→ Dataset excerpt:
* * * * * * *
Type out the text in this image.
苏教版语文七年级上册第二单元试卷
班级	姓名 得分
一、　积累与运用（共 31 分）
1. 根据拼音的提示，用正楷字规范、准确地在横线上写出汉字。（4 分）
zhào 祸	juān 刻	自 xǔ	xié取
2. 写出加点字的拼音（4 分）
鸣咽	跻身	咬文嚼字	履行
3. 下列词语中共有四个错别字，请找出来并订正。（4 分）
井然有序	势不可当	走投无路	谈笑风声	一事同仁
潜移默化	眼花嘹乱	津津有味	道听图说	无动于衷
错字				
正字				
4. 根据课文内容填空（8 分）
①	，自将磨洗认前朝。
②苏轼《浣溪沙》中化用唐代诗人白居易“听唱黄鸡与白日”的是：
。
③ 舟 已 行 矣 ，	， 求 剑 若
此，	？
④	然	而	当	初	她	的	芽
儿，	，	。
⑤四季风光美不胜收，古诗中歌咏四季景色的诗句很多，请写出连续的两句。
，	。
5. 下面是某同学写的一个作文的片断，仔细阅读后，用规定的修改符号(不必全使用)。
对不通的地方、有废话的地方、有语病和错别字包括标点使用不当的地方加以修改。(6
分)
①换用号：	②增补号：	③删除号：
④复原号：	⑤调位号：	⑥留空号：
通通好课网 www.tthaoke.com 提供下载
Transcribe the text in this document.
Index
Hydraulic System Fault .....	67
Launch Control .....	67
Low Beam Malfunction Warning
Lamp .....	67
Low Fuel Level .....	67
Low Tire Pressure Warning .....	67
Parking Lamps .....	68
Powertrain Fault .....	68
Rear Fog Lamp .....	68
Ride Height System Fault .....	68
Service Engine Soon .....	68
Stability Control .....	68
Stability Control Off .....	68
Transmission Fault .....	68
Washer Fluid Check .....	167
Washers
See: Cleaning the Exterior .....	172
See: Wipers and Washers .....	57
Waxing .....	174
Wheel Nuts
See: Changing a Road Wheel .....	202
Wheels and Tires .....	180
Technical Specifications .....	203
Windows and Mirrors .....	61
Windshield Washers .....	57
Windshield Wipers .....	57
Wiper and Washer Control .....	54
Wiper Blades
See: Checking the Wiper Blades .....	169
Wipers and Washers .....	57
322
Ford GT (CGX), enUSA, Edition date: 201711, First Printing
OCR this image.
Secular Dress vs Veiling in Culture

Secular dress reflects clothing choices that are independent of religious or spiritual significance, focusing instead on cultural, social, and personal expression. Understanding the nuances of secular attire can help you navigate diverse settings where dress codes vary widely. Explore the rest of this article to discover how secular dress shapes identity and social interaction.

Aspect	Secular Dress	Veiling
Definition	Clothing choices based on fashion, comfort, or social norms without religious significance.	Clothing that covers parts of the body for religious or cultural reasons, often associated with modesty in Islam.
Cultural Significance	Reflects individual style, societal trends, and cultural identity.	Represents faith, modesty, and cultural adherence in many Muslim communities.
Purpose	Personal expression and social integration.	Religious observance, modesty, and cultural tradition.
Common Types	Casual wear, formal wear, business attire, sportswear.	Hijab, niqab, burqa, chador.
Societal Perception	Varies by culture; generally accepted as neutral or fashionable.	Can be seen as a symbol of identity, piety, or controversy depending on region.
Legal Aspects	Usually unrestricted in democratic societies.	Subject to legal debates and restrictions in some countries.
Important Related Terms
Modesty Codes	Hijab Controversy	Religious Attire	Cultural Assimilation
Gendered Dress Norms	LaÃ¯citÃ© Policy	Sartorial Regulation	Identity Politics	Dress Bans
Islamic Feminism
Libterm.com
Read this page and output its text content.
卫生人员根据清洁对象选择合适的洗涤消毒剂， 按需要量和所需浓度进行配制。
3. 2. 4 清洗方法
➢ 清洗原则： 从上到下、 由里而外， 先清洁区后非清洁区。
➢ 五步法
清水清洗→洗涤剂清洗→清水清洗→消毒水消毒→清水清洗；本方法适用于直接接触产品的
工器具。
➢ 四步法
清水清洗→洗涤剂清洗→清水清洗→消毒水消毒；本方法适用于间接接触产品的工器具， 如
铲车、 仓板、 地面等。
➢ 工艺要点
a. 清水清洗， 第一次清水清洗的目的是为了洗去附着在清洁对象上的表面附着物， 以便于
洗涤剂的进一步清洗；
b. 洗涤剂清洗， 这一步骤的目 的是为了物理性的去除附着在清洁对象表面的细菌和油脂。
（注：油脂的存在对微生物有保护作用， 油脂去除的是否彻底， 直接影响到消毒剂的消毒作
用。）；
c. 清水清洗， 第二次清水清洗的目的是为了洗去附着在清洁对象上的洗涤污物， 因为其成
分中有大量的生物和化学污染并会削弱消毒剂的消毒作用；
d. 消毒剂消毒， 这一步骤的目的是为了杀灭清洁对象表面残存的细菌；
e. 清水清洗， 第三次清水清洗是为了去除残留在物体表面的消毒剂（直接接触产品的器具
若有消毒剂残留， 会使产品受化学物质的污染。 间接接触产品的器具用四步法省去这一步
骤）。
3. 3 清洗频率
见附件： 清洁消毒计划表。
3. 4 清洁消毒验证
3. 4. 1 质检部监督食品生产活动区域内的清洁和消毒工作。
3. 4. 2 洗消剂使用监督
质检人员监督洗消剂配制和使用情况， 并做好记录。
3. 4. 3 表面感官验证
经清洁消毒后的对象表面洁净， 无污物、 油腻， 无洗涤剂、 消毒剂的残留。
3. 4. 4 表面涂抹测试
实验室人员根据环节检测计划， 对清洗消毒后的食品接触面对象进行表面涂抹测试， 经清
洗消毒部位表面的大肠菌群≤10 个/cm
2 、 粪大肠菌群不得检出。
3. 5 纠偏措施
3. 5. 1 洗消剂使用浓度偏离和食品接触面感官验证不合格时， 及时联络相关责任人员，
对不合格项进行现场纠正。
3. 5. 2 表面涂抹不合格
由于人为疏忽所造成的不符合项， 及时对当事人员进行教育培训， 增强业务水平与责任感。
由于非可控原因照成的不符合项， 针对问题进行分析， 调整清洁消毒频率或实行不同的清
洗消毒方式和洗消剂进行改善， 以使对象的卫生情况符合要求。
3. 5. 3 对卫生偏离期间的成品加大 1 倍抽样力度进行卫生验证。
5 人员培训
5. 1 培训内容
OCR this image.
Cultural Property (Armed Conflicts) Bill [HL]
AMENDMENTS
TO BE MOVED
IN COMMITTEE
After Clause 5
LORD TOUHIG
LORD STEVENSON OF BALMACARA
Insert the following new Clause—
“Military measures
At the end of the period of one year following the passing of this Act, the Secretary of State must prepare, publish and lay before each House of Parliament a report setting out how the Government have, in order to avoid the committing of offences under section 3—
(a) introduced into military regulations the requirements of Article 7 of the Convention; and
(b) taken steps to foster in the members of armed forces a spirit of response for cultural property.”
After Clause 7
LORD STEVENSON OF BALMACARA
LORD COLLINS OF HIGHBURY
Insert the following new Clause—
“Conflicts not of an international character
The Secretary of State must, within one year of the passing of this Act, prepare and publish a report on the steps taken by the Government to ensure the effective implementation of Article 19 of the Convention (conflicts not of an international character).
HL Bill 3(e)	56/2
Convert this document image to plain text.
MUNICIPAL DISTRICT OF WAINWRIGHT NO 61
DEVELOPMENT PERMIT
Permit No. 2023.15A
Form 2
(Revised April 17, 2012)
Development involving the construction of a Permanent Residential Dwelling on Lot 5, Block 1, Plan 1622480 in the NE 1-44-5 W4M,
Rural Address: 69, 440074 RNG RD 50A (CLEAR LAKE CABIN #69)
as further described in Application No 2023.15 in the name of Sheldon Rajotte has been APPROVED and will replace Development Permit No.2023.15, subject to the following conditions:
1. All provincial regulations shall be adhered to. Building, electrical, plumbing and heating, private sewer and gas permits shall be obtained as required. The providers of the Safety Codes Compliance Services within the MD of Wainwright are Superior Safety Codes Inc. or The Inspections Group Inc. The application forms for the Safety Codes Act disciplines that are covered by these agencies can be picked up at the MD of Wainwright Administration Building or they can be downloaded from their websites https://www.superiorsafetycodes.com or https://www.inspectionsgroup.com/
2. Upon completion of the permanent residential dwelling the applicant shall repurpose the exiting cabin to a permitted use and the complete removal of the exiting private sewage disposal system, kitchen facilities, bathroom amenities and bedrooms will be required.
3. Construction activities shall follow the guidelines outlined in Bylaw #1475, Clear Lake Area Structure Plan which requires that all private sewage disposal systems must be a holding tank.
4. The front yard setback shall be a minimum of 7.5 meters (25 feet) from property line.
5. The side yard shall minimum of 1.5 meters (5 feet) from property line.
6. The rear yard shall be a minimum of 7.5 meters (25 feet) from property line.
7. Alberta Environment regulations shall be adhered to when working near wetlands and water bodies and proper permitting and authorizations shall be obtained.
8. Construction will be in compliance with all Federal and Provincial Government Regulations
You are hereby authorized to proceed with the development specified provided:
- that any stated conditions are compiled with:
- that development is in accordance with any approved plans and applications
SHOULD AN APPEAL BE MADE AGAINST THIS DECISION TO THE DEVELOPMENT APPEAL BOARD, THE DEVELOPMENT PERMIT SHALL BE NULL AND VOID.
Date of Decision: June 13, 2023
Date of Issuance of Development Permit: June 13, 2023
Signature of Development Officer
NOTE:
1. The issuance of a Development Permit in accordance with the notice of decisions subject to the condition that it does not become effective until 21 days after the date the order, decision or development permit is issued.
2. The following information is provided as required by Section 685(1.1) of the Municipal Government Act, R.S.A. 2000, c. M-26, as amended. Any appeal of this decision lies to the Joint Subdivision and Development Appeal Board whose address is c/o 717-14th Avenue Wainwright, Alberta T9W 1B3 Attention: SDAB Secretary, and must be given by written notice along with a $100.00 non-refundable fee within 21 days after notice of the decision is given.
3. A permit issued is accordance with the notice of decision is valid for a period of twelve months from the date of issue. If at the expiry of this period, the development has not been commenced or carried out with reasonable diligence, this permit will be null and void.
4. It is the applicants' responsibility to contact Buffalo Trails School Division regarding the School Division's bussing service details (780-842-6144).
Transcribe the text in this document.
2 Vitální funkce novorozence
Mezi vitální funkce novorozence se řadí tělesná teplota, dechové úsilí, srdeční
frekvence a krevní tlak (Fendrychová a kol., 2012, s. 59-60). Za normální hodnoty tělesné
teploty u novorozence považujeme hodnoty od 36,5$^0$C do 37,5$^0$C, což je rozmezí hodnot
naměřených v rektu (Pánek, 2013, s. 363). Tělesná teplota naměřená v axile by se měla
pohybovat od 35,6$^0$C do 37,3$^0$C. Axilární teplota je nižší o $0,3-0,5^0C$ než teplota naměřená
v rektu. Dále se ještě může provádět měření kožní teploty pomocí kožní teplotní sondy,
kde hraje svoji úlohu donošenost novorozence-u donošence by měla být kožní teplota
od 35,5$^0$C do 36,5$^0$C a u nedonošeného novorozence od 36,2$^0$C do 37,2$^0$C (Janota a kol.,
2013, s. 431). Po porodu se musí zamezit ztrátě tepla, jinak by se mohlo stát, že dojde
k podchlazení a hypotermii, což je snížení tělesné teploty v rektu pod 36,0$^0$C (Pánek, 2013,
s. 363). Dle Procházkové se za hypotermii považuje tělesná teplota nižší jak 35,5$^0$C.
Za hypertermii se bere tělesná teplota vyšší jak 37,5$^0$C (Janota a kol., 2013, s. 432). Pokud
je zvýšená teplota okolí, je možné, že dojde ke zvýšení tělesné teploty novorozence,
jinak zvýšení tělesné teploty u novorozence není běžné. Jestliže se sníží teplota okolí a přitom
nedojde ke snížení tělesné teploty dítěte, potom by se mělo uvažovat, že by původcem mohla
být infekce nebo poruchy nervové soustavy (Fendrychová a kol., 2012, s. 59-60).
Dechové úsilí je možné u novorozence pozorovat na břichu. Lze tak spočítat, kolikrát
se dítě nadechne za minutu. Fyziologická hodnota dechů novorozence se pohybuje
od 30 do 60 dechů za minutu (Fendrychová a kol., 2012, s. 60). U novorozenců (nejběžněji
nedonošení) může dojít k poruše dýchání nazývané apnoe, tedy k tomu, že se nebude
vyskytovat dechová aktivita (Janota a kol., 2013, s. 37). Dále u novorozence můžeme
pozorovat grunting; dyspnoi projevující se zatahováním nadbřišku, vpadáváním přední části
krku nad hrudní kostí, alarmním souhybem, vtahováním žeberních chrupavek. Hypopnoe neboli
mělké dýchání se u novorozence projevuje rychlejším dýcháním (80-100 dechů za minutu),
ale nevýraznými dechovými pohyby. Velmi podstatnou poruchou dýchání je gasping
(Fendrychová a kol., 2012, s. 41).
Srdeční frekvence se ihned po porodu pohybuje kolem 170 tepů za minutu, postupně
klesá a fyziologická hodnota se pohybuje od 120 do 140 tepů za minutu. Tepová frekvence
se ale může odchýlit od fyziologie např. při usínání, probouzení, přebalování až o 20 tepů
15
* * * * * * *
→ Written request: Extract every line containing the string "yard" from the material.

→ Full solution:
4. The front yard setback shall be a minimum of 7.5 meters (25 feet) from property line.
5. The side yard shall minimum of 1.5 meters (5 feet) from property line.
6. The rear yard shall be a minimum of 7.5 meters (25 feet) from property line.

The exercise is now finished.